= Task inputs =
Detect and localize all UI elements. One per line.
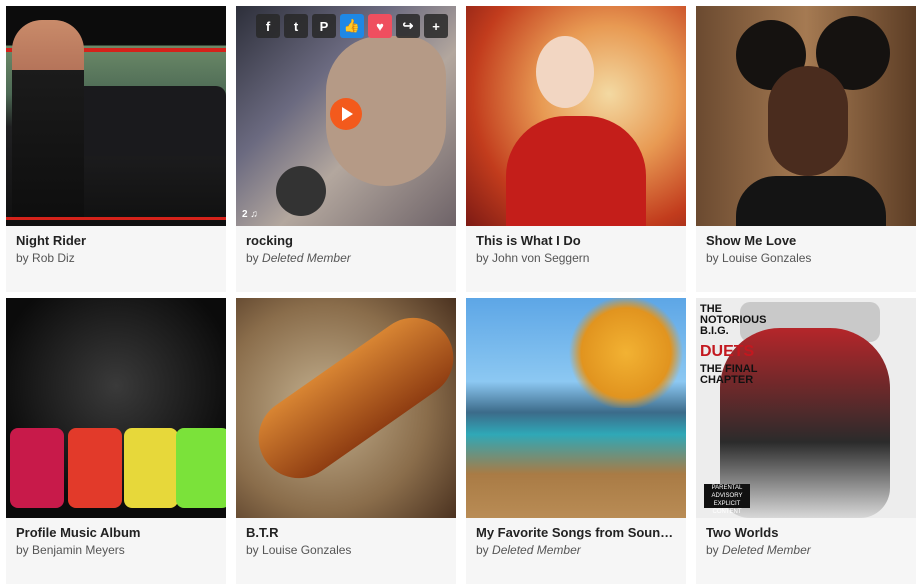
album-cover[interactable] xyxy=(6,6,226,226)
by-label: by xyxy=(706,543,719,557)
album-cover[interactable]: f t P 👍 ♥ ↪ + 2 ♫ xyxy=(236,6,456,226)
pinterest-icon[interactable]: P xyxy=(312,14,336,38)
album-title[interactable]: Profile Music Album xyxy=(16,524,216,541)
heart-icon[interactable]: ♥ xyxy=(368,14,392,38)
album-cover[interactable] xyxy=(236,298,456,518)
music-note-icon: ♫ xyxy=(250,209,258,220)
album-card-two-worlds[interactable]: THE NOTORIOUS B.I.G. DUETS THE FINAL CHA… xyxy=(696,298,916,584)
by-label: by xyxy=(476,251,489,265)
album-card-night-rider[interactable]: Night Rider by Rob Diz xyxy=(6,6,226,292)
plus-icon[interactable]: + xyxy=(424,14,448,38)
album-byline: by Deleted Member xyxy=(706,542,906,559)
cover-text-notorious: THE NOTORIOUS B.I.G. xyxy=(700,303,767,337)
album-author[interactable]: Rob Diz xyxy=(32,251,75,265)
album-cover[interactable] xyxy=(6,298,226,518)
album-byline: by Rob Diz xyxy=(16,250,216,267)
album-author[interactable]: Louise Gonzales xyxy=(722,251,811,265)
by-label: by xyxy=(246,251,259,265)
album-byline: by Louise Gonzales xyxy=(246,542,446,559)
by-label: by xyxy=(476,543,489,557)
album-author[interactable]: John von Seggern xyxy=(492,251,589,265)
album-grid: Night Rider by Rob Diz f t P 👍 ♥ ↪ + 2 ♫ xyxy=(0,0,922,588)
share-bar: f t P 👍 ♥ ↪ + xyxy=(256,14,448,38)
album-author[interactable]: Louise Gonzales xyxy=(262,543,351,557)
cover-text-duets: DUETS xyxy=(700,343,755,360)
album-card-rocking[interactable]: f t P 👍 ♥ ↪ + 2 ♫ rocking by Deleted Mem… xyxy=(236,6,456,292)
album-byline: by Louise Gonzales xyxy=(706,250,906,267)
facebook-icon[interactable]: f xyxy=(256,14,280,38)
album-cover[interactable] xyxy=(466,6,686,226)
album-cover[interactable] xyxy=(466,298,686,518)
play-icon[interactable] xyxy=(330,98,362,130)
like-icon[interactable]: 👍 xyxy=(340,14,364,38)
album-title[interactable]: Two Worlds xyxy=(706,524,906,541)
album-title[interactable]: Night Rider xyxy=(16,232,216,249)
twitter-icon[interactable]: t xyxy=(284,14,308,38)
album-card-show-me-love[interactable]: Show Me Love by Louise Gonzales xyxy=(696,6,916,292)
cover-text-final-chapter: THE FINAL CHAPTER xyxy=(700,363,758,386)
album-author[interactable]: Benjamin Meyers xyxy=(32,543,125,557)
share-forward-icon[interactable]: ↪ xyxy=(396,14,420,38)
album-author[interactable]: Deleted Member xyxy=(262,251,351,265)
album-cover[interactable]: THE NOTORIOUS B.I.G. DUETS THE FINAL CHA… xyxy=(696,298,916,518)
by-label: by xyxy=(706,251,719,265)
album-card-profile-music-album[interactable]: Profile Music Album by Benjamin Meyers xyxy=(6,298,226,584)
album-card-btr[interactable]: B.T.R by Louise Gonzales xyxy=(236,298,456,584)
album-byline: by Deleted Member xyxy=(246,250,446,267)
by-label: by xyxy=(246,543,259,557)
album-title[interactable]: Show Me Love xyxy=(706,232,906,249)
album-byline: by Benjamin Meyers xyxy=(16,542,216,559)
album-byline: by John von Seggern xyxy=(476,250,676,267)
album-card-my-favorite-songs[interactable]: My Favorite Songs from Soun… by Deleted … xyxy=(466,298,686,584)
parental-advisory-label: PARENTAL ADVISORY EXPLICIT CONTENT xyxy=(704,484,750,515)
album-cover[interactable] xyxy=(696,6,916,226)
album-title[interactable]: B.T.R xyxy=(246,524,446,541)
album-author[interactable]: Deleted Member xyxy=(492,543,581,557)
album-byline: by Deleted Member xyxy=(476,542,676,559)
album-title[interactable]: rocking xyxy=(246,232,446,249)
album-title[interactable]: This is What I Do xyxy=(476,232,676,249)
track-count: 2 ♫ xyxy=(242,209,258,220)
album-title[interactable]: My Favorite Songs from Soun… xyxy=(476,524,676,541)
album-author[interactable]: Deleted Member xyxy=(722,543,811,557)
by-label: by xyxy=(16,543,29,557)
album-card-this-is-what-i-do[interactable]: This is What I Do by John von Seggern xyxy=(466,6,686,292)
by-label: by xyxy=(16,251,29,265)
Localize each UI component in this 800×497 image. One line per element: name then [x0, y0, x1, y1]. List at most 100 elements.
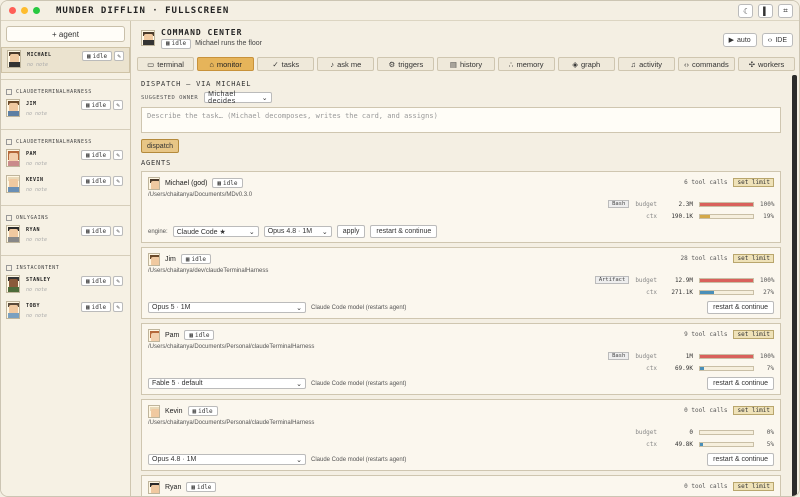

= Task goal =
Quote all of the records above verbatim, line for line, omitting the pictures from your reply.

= Answer to this problem =
Detect and localize all UI elements. One per line.
album-cover[interactable] xyxy=(6,6,226,226)
by-label: by xyxy=(706,543,719,557)
album-cover[interactable]: f t P 👍 ♥ ↪ + 2 ♫ xyxy=(236,6,456,226)
pinterest-icon[interactable]: P xyxy=(312,14,336,38)
album-title[interactable]: Profile Music Album xyxy=(16,524,216,541)
heart-icon[interactable]: ♥ xyxy=(368,14,392,38)
album-cover[interactable] xyxy=(236,298,456,518)
music-note-icon: ♫ xyxy=(250,209,258,220)
album-card-two-worlds[interactable]: THE NOTORIOUS B.I.G. DUETS THE FINAL CHA… xyxy=(696,298,916,584)
by-label: by xyxy=(476,251,489,265)
album-card-night-rider[interactable]: Night Rider by Rob Diz xyxy=(6,6,226,292)
plus-icon[interactable]: + xyxy=(424,14,448,38)
album-byline: by Deleted Member xyxy=(706,542,906,559)
cover-text-notorious: THE NOTORIOUS B.I.G. xyxy=(700,303,767,337)
album-author[interactable]: Rob Diz xyxy=(32,251,75,265)
album-cover[interactable] xyxy=(6,298,226,518)
album-byline: by Rob Diz xyxy=(16,250,216,267)
album-author[interactable]: Louise Gonzales xyxy=(722,251,811,265)
by-label: by xyxy=(246,251,259,265)
album-byline: by Louise Gonzales xyxy=(246,542,446,559)
by-label: by xyxy=(476,543,489,557)
album-author[interactable]: John von Seggern xyxy=(492,251,589,265)
album-grid: Night Rider by Rob Diz f t P 👍 ♥ ↪ + 2 ♫ xyxy=(0,0,922,588)
share-bar: f t P 👍 ♥ ↪ + xyxy=(256,14,448,38)
album-author[interactable]: Louise Gonzales xyxy=(262,543,351,557)
cover-text-duets: DUETS xyxy=(700,343,755,360)
album-card-rocking[interactable]: f t P 👍 ♥ ↪ + 2 ♫ rocking by Deleted Mem… xyxy=(236,6,456,292)
album-byline: by Louise Gonzales xyxy=(706,250,906,267)
facebook-icon[interactable]: f xyxy=(256,14,280,38)
album-cover[interactable] xyxy=(466,6,686,226)
album-cover[interactable] xyxy=(466,298,686,518)
play-icon[interactable] xyxy=(330,98,362,130)
like-icon[interactable]: 👍 xyxy=(340,14,364,38)
album-title[interactable]: Two Worlds xyxy=(706,524,906,541)
album-title[interactable]: Night Rider xyxy=(16,232,216,249)
twitter-icon[interactable]: t xyxy=(284,14,308,38)
album-card-show-me-love[interactable]: Show Me Love by Louise Gonzales xyxy=(696,6,916,292)
cover-text-final-chapter: THE FINAL CHAPTER xyxy=(700,363,758,386)
album-author[interactable]: Benjamin Meyers xyxy=(32,543,125,557)
share-forward-icon[interactable]: ↪ xyxy=(396,14,420,38)
album-author[interactable]: Deleted Member xyxy=(262,251,351,265)
album-cover[interactable]: THE NOTORIOUS B.I.G. DUETS THE FINAL CHA… xyxy=(696,298,916,518)
by-label: by xyxy=(706,251,719,265)
album-card-profile-music-album[interactable]: Profile Music Album by Benjamin Meyers xyxy=(6,298,226,584)
album-card-btr[interactable]: B.T.R by Louise Gonzales xyxy=(236,298,456,584)
album-byline: by Deleted Member xyxy=(246,250,446,267)
by-label: by xyxy=(246,543,259,557)
album-title[interactable]: Show Me Love xyxy=(706,232,906,249)
album-byline: by Benjamin Meyers xyxy=(16,542,216,559)
album-byline: by John von Seggern xyxy=(476,250,676,267)
album-card-my-favorite-songs[interactable]: My Favorite Songs from Soun… by Deleted … xyxy=(466,298,686,584)
parental-advisory-label: PARENTAL ADVISORY EXPLICIT CONTENT xyxy=(704,484,750,515)
album-cover[interactable] xyxy=(696,6,916,226)
album-title[interactable]: B.T.R xyxy=(246,524,446,541)
album-author[interactable]: Deleted Member xyxy=(492,543,581,557)
album-byline: by Deleted Member xyxy=(476,542,676,559)
album-title[interactable]: rocking xyxy=(246,232,446,249)
album-title[interactable]: This is What I Do xyxy=(476,232,676,249)
track-count: 2 ♫ xyxy=(242,209,258,220)
album-title[interactable]: My Favorite Songs from Soun… xyxy=(476,524,676,541)
album-author[interactable]: Deleted Member xyxy=(722,543,811,557)
by-label: by xyxy=(16,543,29,557)
album-card-this-is-what-i-do[interactable]: This is What I Do by John von Seggern xyxy=(466,6,686,292)
by-label: by xyxy=(16,251,29,265)
Localize each UI component in this 800×497 image. One line per element: name then [x0, y0, x1, y1]. List at most 100 elements.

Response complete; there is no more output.